**Records to use:**
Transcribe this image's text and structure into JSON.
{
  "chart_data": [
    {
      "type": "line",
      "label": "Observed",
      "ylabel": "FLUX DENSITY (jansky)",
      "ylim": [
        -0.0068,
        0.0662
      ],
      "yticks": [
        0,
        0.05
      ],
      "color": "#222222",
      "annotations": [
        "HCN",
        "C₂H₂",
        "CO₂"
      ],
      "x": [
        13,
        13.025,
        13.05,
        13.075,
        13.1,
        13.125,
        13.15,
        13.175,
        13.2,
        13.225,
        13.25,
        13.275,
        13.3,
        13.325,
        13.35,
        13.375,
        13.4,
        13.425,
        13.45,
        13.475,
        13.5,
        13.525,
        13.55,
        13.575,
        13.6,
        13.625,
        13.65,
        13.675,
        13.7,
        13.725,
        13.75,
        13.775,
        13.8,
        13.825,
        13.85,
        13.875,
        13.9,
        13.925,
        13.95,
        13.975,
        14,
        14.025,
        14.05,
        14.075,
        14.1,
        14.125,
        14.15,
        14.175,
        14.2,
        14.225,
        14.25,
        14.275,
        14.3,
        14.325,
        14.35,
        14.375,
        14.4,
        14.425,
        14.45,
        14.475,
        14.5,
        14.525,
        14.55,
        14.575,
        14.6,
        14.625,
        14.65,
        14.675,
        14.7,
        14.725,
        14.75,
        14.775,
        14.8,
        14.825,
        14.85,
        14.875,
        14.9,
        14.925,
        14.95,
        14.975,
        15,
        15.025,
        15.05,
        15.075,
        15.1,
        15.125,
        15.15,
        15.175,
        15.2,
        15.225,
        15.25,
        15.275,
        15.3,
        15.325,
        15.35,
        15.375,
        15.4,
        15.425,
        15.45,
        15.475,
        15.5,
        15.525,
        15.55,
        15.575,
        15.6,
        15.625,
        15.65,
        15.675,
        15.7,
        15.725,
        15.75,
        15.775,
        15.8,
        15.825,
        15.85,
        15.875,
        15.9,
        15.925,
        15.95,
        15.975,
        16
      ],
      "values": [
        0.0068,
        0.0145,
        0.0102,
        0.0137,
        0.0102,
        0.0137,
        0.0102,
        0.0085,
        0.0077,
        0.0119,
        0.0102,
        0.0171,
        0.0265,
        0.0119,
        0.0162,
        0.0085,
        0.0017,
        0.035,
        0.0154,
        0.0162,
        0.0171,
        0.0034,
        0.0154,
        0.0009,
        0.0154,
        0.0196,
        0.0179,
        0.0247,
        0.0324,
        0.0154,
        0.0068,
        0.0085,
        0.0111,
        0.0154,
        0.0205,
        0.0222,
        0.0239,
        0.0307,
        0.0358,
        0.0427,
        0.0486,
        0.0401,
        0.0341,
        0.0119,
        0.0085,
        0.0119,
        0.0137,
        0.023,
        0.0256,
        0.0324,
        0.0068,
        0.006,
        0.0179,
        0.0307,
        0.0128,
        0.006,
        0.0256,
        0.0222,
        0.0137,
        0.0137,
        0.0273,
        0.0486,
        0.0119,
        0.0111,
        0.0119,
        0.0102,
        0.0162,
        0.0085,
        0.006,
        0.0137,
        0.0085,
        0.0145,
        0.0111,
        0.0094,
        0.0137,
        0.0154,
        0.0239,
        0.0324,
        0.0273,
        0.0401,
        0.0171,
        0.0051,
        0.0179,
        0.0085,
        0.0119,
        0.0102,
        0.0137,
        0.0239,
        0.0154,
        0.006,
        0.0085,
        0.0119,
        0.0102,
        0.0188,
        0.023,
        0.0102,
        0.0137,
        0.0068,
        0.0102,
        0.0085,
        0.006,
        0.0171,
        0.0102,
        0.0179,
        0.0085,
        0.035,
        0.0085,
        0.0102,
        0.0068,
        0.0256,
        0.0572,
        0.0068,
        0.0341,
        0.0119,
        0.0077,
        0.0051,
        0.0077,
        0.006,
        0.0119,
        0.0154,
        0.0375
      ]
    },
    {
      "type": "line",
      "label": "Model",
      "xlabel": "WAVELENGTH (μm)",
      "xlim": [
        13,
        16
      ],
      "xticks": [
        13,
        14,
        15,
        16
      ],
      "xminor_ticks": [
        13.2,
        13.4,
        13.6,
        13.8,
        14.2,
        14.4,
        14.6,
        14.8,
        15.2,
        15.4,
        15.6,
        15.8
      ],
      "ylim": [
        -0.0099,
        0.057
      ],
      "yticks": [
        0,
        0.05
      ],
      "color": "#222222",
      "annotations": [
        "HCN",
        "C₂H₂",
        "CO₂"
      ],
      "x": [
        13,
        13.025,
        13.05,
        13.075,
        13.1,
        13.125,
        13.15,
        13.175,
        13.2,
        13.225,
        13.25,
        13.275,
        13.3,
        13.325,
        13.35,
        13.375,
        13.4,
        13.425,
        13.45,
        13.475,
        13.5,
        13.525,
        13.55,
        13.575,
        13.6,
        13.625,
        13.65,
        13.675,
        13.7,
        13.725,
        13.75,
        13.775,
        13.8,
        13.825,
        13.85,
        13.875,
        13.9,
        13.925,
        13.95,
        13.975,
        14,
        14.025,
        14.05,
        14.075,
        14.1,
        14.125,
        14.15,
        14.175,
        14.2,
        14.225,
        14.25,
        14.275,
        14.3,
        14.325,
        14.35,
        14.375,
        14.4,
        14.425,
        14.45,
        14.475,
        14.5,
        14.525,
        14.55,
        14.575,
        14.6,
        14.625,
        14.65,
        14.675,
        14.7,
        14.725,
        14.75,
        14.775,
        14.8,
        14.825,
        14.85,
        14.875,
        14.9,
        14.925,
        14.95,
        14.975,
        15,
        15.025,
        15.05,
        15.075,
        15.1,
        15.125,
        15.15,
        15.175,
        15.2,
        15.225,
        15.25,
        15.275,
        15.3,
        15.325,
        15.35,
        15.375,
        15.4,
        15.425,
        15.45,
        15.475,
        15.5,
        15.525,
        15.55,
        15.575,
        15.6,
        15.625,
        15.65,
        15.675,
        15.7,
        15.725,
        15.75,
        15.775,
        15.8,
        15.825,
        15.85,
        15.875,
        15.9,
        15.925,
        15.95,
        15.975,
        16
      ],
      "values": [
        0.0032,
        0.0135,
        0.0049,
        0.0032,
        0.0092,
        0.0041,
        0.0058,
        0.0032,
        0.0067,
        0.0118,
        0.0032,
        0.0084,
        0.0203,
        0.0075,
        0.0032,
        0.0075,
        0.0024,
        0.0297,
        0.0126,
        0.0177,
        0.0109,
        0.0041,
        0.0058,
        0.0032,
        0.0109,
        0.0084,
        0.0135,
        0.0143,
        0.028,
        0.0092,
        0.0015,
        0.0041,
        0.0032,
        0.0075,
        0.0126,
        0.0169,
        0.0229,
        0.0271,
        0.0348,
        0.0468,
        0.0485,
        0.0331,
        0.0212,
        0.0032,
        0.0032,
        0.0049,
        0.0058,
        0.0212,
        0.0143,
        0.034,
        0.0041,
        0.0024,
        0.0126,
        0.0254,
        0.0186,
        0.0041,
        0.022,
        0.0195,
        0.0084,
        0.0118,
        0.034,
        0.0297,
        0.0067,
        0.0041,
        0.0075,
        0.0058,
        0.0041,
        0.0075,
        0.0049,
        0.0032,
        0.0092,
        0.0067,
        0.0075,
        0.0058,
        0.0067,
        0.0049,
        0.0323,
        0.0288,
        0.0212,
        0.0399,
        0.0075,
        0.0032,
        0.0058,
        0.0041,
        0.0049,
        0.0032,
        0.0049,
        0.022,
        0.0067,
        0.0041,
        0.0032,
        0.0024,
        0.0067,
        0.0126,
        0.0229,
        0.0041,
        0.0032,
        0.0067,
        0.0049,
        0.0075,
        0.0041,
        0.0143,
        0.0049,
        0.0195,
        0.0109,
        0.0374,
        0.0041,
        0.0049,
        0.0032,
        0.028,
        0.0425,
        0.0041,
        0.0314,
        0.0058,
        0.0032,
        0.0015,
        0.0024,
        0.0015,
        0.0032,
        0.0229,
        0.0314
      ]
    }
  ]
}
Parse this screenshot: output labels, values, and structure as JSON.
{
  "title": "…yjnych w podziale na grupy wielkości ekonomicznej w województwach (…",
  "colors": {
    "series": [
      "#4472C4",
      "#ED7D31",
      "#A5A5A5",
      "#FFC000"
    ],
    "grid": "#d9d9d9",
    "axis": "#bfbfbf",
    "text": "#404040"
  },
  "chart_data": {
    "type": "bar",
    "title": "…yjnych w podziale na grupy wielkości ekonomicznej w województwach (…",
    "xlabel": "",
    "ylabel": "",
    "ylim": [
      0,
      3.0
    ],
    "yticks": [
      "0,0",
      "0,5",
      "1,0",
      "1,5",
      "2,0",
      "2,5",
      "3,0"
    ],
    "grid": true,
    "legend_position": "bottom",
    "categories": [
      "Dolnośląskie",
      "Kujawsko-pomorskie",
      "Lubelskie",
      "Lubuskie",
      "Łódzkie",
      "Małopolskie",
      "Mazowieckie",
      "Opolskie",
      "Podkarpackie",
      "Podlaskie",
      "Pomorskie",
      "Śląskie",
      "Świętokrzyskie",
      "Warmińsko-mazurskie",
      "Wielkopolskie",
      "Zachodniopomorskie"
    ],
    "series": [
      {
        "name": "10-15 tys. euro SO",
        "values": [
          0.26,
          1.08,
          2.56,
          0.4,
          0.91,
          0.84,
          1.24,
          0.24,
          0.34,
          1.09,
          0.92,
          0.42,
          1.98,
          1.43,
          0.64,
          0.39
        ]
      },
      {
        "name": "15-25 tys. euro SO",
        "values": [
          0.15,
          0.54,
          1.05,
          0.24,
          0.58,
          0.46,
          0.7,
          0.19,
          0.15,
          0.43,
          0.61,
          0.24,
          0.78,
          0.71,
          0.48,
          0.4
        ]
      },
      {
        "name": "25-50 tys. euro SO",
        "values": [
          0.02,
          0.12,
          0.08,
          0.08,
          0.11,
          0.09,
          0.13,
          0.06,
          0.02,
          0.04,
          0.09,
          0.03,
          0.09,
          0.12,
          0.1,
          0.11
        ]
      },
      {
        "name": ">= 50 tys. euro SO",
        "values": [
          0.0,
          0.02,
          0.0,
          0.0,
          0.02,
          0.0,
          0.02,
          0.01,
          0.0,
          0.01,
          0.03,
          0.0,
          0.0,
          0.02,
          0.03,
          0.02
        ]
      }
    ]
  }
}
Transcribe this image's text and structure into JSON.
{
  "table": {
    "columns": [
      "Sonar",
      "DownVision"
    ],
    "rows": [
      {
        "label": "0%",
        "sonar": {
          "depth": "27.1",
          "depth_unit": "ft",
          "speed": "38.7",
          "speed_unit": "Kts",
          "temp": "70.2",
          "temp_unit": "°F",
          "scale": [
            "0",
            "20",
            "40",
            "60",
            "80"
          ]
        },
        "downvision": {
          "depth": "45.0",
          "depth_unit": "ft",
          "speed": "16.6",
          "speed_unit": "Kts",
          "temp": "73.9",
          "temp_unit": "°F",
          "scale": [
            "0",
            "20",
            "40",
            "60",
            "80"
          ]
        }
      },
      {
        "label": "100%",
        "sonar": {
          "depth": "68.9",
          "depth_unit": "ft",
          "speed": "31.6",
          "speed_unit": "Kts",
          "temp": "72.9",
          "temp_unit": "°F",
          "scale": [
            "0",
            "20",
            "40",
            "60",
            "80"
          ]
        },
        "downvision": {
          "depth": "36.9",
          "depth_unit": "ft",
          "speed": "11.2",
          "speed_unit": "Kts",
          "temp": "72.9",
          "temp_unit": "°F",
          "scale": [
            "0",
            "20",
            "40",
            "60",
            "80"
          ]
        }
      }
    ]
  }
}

**Instructions to follow:** Identify which lines contain the word "name" and copy each one.

**Solution to this exercise:**
        "name": "10-15 tys. euro SO",
        "name": "15-25 tys. euro SO",
        "name": "25-50 tys. euro SO",
        "name": ">= 50 tys. euro SO",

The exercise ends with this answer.